» Requirements: Using the records below, please work out how many lines contain "need"; answer with the number alone.

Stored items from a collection

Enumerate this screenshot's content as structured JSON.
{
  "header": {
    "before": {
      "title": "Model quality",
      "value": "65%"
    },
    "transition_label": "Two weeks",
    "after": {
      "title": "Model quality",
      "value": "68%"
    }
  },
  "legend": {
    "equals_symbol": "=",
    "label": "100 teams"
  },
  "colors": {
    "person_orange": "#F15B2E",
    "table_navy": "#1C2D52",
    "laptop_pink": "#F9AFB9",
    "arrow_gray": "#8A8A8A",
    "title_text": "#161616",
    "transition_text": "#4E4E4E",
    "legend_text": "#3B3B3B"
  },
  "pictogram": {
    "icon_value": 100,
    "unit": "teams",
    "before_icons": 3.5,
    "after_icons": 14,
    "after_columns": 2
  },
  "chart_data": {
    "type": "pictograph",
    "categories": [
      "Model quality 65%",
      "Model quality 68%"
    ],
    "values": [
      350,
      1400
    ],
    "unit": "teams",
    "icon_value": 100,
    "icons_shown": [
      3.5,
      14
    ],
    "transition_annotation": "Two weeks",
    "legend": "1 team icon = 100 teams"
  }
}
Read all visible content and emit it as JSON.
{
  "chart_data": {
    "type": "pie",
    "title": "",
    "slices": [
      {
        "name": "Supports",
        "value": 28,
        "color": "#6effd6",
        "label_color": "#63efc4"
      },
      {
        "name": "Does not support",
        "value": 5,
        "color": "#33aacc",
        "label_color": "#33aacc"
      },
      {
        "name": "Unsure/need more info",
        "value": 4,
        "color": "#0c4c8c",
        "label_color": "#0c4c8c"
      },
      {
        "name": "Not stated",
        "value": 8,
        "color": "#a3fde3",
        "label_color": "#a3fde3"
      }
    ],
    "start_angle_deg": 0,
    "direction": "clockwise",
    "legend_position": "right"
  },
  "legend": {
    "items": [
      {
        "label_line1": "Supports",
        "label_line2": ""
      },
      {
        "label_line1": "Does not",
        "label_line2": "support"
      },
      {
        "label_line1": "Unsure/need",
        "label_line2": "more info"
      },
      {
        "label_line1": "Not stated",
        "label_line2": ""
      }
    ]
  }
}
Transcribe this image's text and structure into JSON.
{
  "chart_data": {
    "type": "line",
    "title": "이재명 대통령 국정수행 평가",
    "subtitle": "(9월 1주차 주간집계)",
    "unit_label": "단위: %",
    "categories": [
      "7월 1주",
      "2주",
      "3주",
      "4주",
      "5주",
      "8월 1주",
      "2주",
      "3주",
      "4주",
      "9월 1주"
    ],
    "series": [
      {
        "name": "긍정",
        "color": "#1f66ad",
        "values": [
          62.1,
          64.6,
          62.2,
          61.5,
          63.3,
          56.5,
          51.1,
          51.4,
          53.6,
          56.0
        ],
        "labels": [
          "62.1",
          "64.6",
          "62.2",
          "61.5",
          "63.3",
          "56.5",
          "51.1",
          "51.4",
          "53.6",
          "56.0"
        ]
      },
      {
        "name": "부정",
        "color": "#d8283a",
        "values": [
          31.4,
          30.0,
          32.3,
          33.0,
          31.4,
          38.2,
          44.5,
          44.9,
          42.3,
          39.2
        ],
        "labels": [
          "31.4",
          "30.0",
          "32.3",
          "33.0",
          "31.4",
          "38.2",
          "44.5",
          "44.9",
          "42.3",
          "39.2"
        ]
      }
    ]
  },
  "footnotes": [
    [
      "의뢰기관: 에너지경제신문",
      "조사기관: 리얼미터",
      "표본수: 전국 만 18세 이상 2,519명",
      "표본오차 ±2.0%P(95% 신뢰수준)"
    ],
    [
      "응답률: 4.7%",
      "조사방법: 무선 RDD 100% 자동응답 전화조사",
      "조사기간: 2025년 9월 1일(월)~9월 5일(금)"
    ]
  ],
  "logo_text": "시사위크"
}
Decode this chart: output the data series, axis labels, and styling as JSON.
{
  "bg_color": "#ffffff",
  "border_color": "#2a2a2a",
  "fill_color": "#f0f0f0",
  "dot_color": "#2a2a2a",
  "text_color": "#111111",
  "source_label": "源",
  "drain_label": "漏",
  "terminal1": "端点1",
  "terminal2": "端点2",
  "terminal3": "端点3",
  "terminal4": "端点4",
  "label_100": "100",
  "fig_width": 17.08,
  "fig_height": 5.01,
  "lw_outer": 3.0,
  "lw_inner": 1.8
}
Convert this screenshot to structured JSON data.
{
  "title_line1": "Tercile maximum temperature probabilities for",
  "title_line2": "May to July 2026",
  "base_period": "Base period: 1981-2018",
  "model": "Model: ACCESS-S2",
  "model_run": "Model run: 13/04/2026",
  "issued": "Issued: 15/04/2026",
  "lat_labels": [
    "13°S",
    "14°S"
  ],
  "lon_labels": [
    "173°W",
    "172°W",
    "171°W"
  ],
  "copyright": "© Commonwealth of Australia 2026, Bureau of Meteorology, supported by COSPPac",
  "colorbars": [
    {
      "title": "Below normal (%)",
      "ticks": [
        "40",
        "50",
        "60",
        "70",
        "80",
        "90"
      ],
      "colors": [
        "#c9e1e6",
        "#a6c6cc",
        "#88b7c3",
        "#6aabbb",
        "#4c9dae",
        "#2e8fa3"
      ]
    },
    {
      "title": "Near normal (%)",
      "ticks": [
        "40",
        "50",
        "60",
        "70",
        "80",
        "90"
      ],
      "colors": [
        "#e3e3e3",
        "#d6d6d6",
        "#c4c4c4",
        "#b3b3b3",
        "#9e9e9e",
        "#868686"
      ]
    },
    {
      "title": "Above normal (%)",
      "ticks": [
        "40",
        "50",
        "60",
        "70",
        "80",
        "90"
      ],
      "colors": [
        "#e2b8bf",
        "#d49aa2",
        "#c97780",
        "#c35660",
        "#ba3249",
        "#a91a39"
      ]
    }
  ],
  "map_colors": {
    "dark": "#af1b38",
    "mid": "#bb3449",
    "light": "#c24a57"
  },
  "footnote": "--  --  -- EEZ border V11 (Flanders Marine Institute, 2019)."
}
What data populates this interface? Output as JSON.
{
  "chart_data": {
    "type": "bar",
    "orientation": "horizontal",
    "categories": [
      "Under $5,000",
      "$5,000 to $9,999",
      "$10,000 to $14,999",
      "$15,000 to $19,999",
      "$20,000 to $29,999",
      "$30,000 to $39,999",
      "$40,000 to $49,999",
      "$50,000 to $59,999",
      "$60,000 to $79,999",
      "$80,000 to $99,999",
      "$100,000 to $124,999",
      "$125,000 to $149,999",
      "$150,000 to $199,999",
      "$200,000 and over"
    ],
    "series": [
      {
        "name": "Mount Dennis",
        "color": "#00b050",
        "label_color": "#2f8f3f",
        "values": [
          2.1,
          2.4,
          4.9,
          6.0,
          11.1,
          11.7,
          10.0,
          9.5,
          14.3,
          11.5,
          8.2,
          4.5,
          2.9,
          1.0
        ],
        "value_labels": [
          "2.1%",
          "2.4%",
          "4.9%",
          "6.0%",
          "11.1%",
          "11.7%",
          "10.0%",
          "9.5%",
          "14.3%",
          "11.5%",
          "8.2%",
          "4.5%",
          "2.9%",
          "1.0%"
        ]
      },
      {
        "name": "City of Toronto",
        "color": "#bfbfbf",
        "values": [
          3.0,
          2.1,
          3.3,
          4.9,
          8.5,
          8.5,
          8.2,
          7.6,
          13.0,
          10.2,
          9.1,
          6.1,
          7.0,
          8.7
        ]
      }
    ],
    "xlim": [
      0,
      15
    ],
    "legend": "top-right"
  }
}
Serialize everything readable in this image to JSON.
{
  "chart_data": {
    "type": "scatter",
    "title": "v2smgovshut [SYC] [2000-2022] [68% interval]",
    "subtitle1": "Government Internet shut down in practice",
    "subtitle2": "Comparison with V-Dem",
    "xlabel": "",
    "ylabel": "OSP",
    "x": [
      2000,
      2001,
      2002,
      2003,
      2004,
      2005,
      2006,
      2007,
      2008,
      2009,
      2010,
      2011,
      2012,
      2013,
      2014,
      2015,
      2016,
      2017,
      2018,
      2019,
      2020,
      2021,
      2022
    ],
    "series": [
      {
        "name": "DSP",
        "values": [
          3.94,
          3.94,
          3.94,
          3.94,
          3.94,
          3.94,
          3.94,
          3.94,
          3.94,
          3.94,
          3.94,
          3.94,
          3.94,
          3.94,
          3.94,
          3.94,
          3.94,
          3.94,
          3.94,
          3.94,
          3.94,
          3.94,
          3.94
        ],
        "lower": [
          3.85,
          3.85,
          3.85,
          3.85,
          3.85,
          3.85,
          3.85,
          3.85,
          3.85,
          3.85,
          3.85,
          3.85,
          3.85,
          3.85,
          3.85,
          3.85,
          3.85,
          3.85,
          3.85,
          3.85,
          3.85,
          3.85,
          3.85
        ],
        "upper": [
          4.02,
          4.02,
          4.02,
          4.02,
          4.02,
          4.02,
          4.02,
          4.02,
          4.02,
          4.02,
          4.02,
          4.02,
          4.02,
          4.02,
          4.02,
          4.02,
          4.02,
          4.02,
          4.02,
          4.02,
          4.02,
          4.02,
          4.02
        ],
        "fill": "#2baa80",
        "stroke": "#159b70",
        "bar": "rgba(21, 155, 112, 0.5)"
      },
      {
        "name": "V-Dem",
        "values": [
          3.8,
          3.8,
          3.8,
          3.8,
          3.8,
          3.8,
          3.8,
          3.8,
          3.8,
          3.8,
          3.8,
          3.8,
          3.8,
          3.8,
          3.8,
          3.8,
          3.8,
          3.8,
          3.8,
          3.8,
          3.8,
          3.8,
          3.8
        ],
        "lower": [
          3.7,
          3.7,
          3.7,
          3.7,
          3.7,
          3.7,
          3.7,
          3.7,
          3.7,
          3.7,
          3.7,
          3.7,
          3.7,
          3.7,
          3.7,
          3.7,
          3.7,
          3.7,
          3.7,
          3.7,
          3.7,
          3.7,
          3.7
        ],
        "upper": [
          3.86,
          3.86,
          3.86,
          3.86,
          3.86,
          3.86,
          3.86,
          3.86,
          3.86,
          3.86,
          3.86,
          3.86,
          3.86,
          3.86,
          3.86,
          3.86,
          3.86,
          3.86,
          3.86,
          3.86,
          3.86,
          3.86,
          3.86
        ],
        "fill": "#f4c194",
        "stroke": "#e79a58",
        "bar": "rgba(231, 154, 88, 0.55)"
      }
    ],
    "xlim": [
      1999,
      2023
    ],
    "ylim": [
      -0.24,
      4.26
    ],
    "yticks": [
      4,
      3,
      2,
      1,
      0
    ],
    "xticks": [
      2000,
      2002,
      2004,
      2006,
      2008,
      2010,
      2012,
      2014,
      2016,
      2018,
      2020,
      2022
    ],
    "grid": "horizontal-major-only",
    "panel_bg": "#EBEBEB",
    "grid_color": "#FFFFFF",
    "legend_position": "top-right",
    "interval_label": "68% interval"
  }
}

» Correct output: 2